** BEGIN Exercise input **
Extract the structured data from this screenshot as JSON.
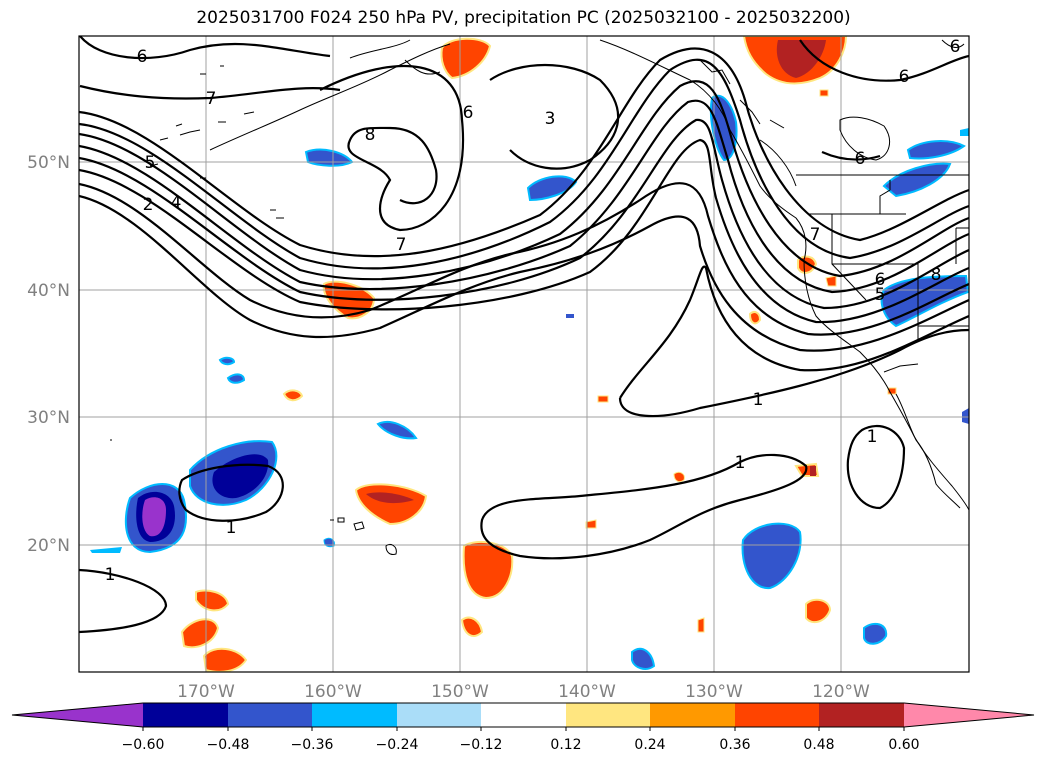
{
  "title": "2025031700 F024 250 hPa PV, precipitation PC (2025032100 - 2025032200)",
  "map": {
    "lon_labels": [
      "170°W",
      "160°W",
      "150°W",
      "140°W",
      "130°W",
      "120°W"
    ],
    "lat_labels": [
      "50°N",
      "40°N",
      "30°N",
      "20°N"
    ],
    "gridline_color": "#a0a0a0",
    "contour_color": "#000000",
    "contour_labels": [
      "6",
      "7",
      "5",
      "2",
      "4",
      "8",
      "6",
      "3",
      "7",
      "6",
      "6",
      "6",
      "7",
      "5",
      "6",
      "8",
      "1",
      "1",
      "1",
      "1",
      "1"
    ]
  },
  "colorbar": {
    "tick_labels": [
      "−0.60",
      "−0.48",
      "−0.36",
      "−0.24",
      "−0.12",
      "0.12",
      "0.24",
      "0.36",
      "0.48",
      "0.60"
    ],
    "colors": [
      "#9933cc",
      "#000099",
      "#3355cc",
      "#00bbff",
      "#aaddf8",
      "#ffffff",
      "#ffe680",
      "#ff9900",
      "#ff4400",
      "#b22222",
      "#ff88aa"
    ]
  }
}
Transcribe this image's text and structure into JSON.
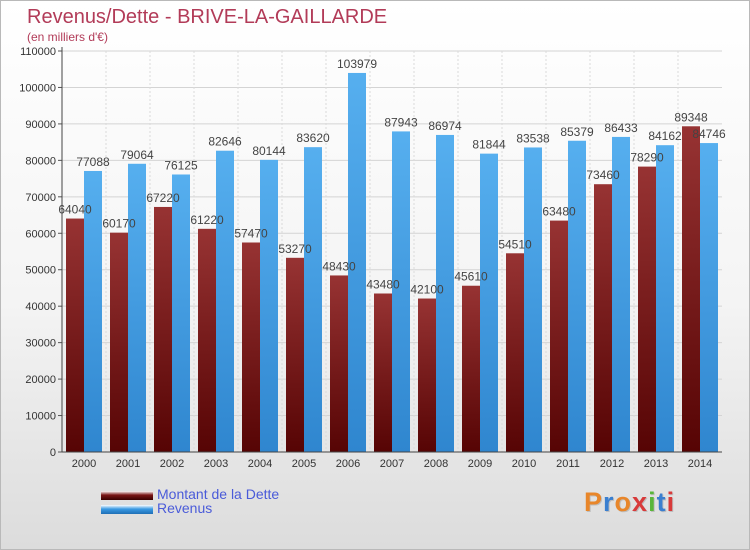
{
  "header": {
    "title": "Revenus/Dette - BRIVE-LA-GAILLARDE",
    "subtitle": "(en milliers d'€)"
  },
  "legend": {
    "items": [
      {
        "label": "Montant de la Dette",
        "color": "#7a1515"
      },
      {
        "label": "Revenus",
        "color": "#3a9ae3"
      }
    ]
  },
  "logo": {
    "text": "Proxiti",
    "colors": [
      "#e8862a",
      "#3a7fd0",
      "#e8862a",
      "#d83a3a",
      "#59b63a",
      "#3a7fd0",
      "#d83a3a"
    ]
  },
  "chart_data": {
    "type": "bar",
    "title": "Revenus/Dette - BRIVE-LA-GAILLARDE",
    "subtitle": "(en milliers d'€)",
    "categories": [
      "2000",
      "2001",
      "2002",
      "2003",
      "2004",
      "2005",
      "2006",
      "2007",
      "2008",
      "2009",
      "2010",
      "2011",
      "2012",
      "2013",
      "2014"
    ],
    "series": [
      {
        "name": "Montant de la Dette",
        "color": "#7a1515",
        "values": [
          64040,
          60170,
          67220,
          61220,
          57470,
          53270,
          48430,
          43480,
          42100,
          45610,
          54510,
          63480,
          73460,
          78290,
          89348
        ],
        "labels": [
          "64040",
          "60170",
          "67220",
          "61220",
          "57470",
          "53270",
          "48430",
          "43480",
          "42100",
          "45610",
          "54510",
          "63480",
          "73460",
          "78290",
          "89348"
        ]
      },
      {
        "name": "Revenus",
        "color": "#3a9ae3",
        "values": [
          77088,
          79064,
          76125,
          82646,
          80144,
          83620,
          103979,
          87943,
          86974,
          81844,
          83538,
          85379,
          86433,
          84162,
          84746
        ],
        "labels": [
          "77088",
          "79064",
          "76125",
          "82646",
          "80144",
          "83620",
          "103979",
          "87943",
          "86974",
          "81844",
          "83538",
          "85379",
          "86433",
          "84162",
          "84746"
        ]
      }
    ],
    "ylim": [
      0,
      110000
    ],
    "yticks": [
      0,
      10000,
      20000,
      30000,
      40000,
      50000,
      60000,
      70000,
      80000,
      90000,
      100000,
      110000
    ],
    "grid": true,
    "legend_position": "bottom-left"
  }
}
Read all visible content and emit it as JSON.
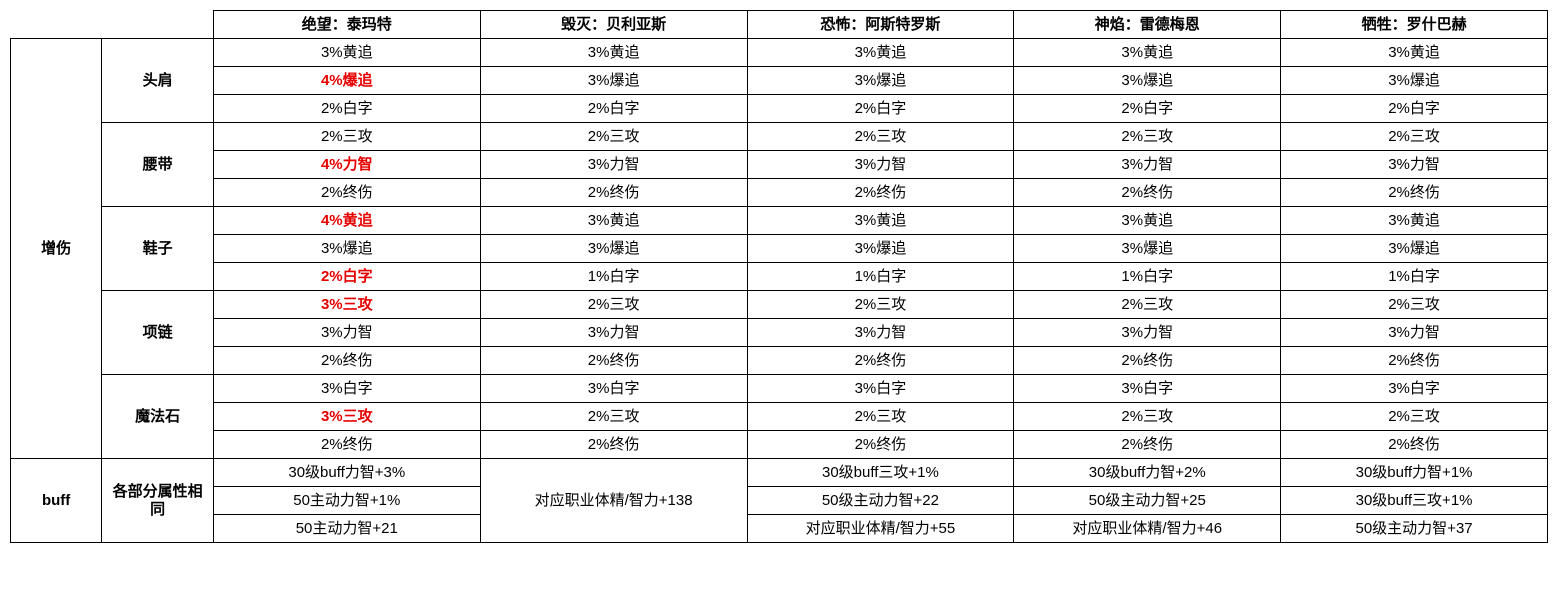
{
  "headers": {
    "c1": "绝望：泰玛特",
    "c2": "毁灭：贝利亚斯",
    "c3": "恐怖：阿斯特罗斯",
    "c4": "神焰：雷德梅恩",
    "c5": "牺牲：罗什巴赫"
  },
  "categories": {
    "dmg": "增伤",
    "buff": "buff"
  },
  "sub": {
    "shoulder": "头肩",
    "belt": "腰带",
    "shoes": "鞋子",
    "necklace": "项链",
    "stone": "魔法石",
    "buffSub": "各部分属性相同"
  },
  "dmg": {
    "shoulder": {
      "r1": {
        "c1": "3%黄追",
        "c2": "3%黄追",
        "c3": "3%黄追",
        "c4": "3%黄追",
        "c5": "3%黄追"
      },
      "r2": {
        "c1": "4%爆追",
        "c2": "3%爆追",
        "c3": "3%爆追",
        "c4": "3%爆追",
        "c5": "3%爆追",
        "c1_red": true
      },
      "r3": {
        "c1": "2%白字",
        "c2": "2%白字",
        "c3": "2%白字",
        "c4": "2%白字",
        "c5": "2%白字"
      }
    },
    "belt": {
      "r1": {
        "c1": "2%三攻",
        "c2": "2%三攻",
        "c3": "2%三攻",
        "c4": "2%三攻",
        "c5": "2%三攻"
      },
      "r2": {
        "c1": "4%力智",
        "c2": "3%力智",
        "c3": "3%力智",
        "c4": "3%力智",
        "c5": "3%力智",
        "c1_red": true
      },
      "r3": {
        "c1": "2%终伤",
        "c2": "2%终伤",
        "c3": "2%终伤",
        "c4": "2%终伤",
        "c5": "2%终伤"
      }
    },
    "shoes": {
      "r1": {
        "c1": "4%黄追",
        "c2": "3%黄追",
        "c3": "3%黄追",
        "c4": "3%黄追",
        "c5": "3%黄追",
        "c1_red": true
      },
      "r2": {
        "c1": "3%爆追",
        "c2": "3%爆追",
        "c3": "3%爆追",
        "c4": "3%爆追",
        "c5": "3%爆追"
      },
      "r3": {
        "c1": "2%白字",
        "c2": "1%白字",
        "c3": "1%白字",
        "c4": "1%白字",
        "c5": "1%白字",
        "c1_red": true
      }
    },
    "necklace": {
      "r1": {
        "c1": "3%三攻",
        "c2": "2%三攻",
        "c3": "2%三攻",
        "c4": "2%三攻",
        "c5": "2%三攻",
        "c1_red": true
      },
      "r2": {
        "c1": "3%力智",
        "c2": "3%力智",
        "c3": "3%力智",
        "c4": "3%力智",
        "c5": "3%力智"
      },
      "r3": {
        "c1": "2%终伤",
        "c2": "2%终伤",
        "c3": "2%终伤",
        "c4": "2%终伤",
        "c5": "2%终伤"
      }
    },
    "stone": {
      "r1": {
        "c1": "3%白字",
        "c2": "3%白字",
        "c3": "3%白字",
        "c4": "3%白字",
        "c5": "3%白字"
      },
      "r2": {
        "c1": "3%三攻",
        "c2": "2%三攻",
        "c3": "2%三攻",
        "c4": "2%三攻",
        "c5": "2%三攻",
        "c1_red": true
      },
      "r3": {
        "c1": "2%终伤",
        "c2": "2%终伤",
        "c3": "2%终伤",
        "c4": "2%终伤",
        "c5": "2%终伤"
      }
    }
  },
  "buff": {
    "r1": {
      "c1": "30级buff力智+3%",
      "c3": "30级buff三攻+1%",
      "c4": "30级buff力智+2%",
      "c5": "30级buff力智+1%"
    },
    "r2": {
      "c1": "50主动力智+1%",
      "c2": "对应职业体精/智力+138",
      "c3": "50级主动力智+22",
      "c4": "50级主动力智+25",
      "c5": "30级buff三攻+1%"
    },
    "r3": {
      "c1": "50主动力智+21",
      "c3": "对应职业体精/智力+55",
      "c4": "对应职业体精/智力+46",
      "c5": "50级主动力智+37"
    }
  },
  "style": {
    "red_color": "#e60000",
    "border_color": "#000000",
    "bg_color": "#ffffff",
    "font_size": 15,
    "header_weight": "bold"
  }
}
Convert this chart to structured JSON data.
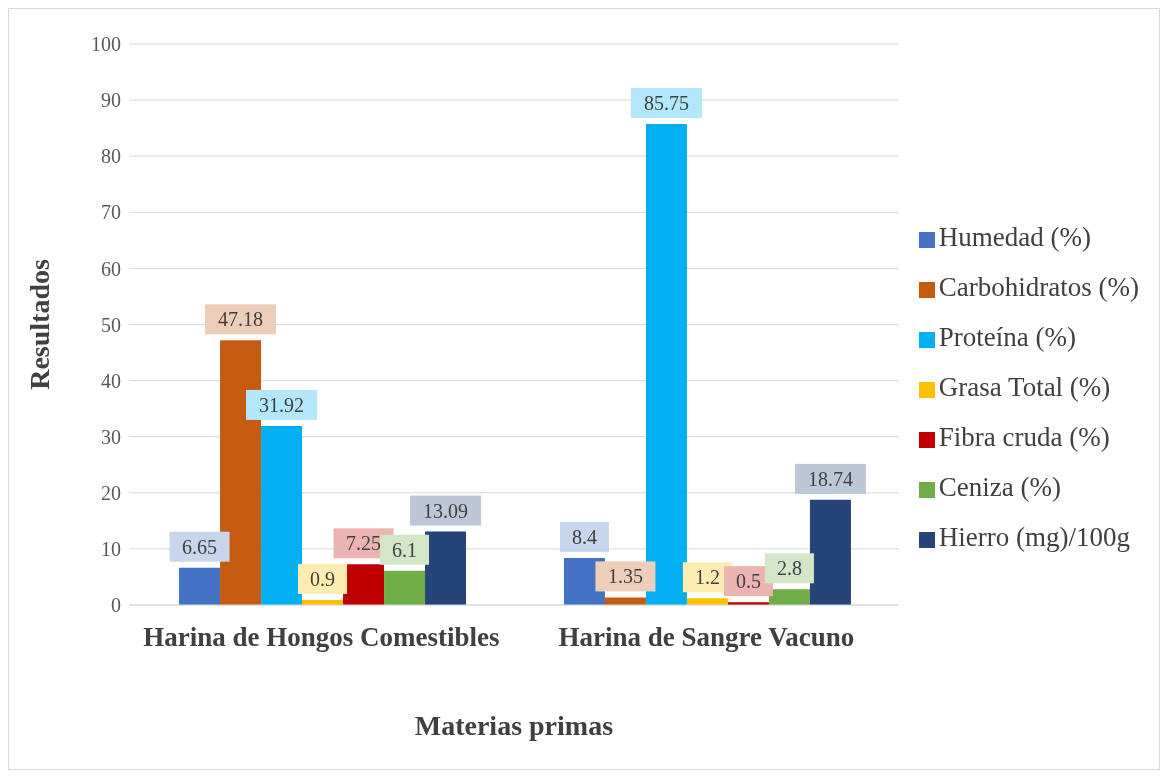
{
  "chart_data": {
    "type": "bar",
    "xlabel": "Materias primas",
    "ylabel": "Resultados",
    "categories": [
      "Harina de Hongos Comestibles",
      "Harina de Sangre Vacuno"
    ],
    "series": [
      {
        "name": "Humedad (%)",
        "color": "#4472c4",
        "values": [
          6.65,
          8.4
        ]
      },
      {
        "name": "Carbohidratos (%)",
        "color": "#c55a11",
        "values": [
          47.18,
          1.35
        ]
      },
      {
        "name": "Proteína (%)",
        "color": "#00b0f0",
        "values": [
          31.92,
          85.75
        ]
      },
      {
        "name": "Grasa Total (%)",
        "color": "#ffc000",
        "values": [
          0.9,
          1.2
        ]
      },
      {
        "name": "Fibra cruda (%)",
        "color": "#c00000",
        "values": [
          7.25,
          0.5
        ]
      },
      {
        "name": "Ceniza (%)",
        "color": "#70ad47",
        "values": [
          6.1,
          2.8
        ]
      },
      {
        "name": "Hierro (mg)/100g",
        "color": "#264478",
        "values": [
          13.09,
          18.74
        ]
      }
    ],
    "ylim": [
      0,
      100
    ],
    "yticks": [
      0,
      10,
      20,
      30,
      40,
      50,
      60,
      70,
      80,
      90,
      100
    ],
    "grid": "y",
    "legend": "right",
    "data_labels": true
  }
}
** END Exercise input **
### Exercise prompt
Write out, please, the lines of the listing above from the one with "Convert this chart to structured JSON data." through the very last, exactly as given and with no pictures.

### Answer to the exercise
Convert this chart to structured JSON data.
{
  "chart_data": {
    "type": "bar",
    "xlabel": "Materias primas",
    "ylabel": "Resultados",
    "categories": [
      "Harina de Hongos Comestibles",
      "Harina de Sangre Vacuno"
    ],
    "series": [
      {
        "name": "Humedad (%)",
        "color": "#4472c4",
        "values": [
          6.65,
          8.4
        ]
      },
      {
        "name": "Carbohidratos (%)",
        "color": "#c55a11",
        "values": [
          47.18,
          1.35
        ]
      },
      {
        "name": "Proteína (%)",
        "color": "#00b0f0",
        "values": [
          31.92,
          85.75
        ]
      },
      {
        "name": "Grasa Total (%)",
        "color": "#ffc000",
        "values": [
          0.9,
          1.2
        ]
      },
      {
        "name": "Fibra cruda (%)",
        "color": "#c00000",
        "values": [
          7.25,
          0.5
        ]
      },
      {
        "name": "Ceniza (%)",
        "color": "#70ad47",
        "values": [
          6.1,
          2.8
        ]
      },
      {
        "name": "Hierro (mg)/100g",
        "color": "#264478",
        "values": [
          13.09,
          18.74
        ]
      }
    ],
    "ylim": [
      0,
      100
    ],
    "yticks": [
      0,
      10,
      20,
      30,
      40,
      50,
      60,
      70,
      80,
      90,
      100
    ],
    "grid": "y",
    "legend": "right",
    "data_labels": true
  }
}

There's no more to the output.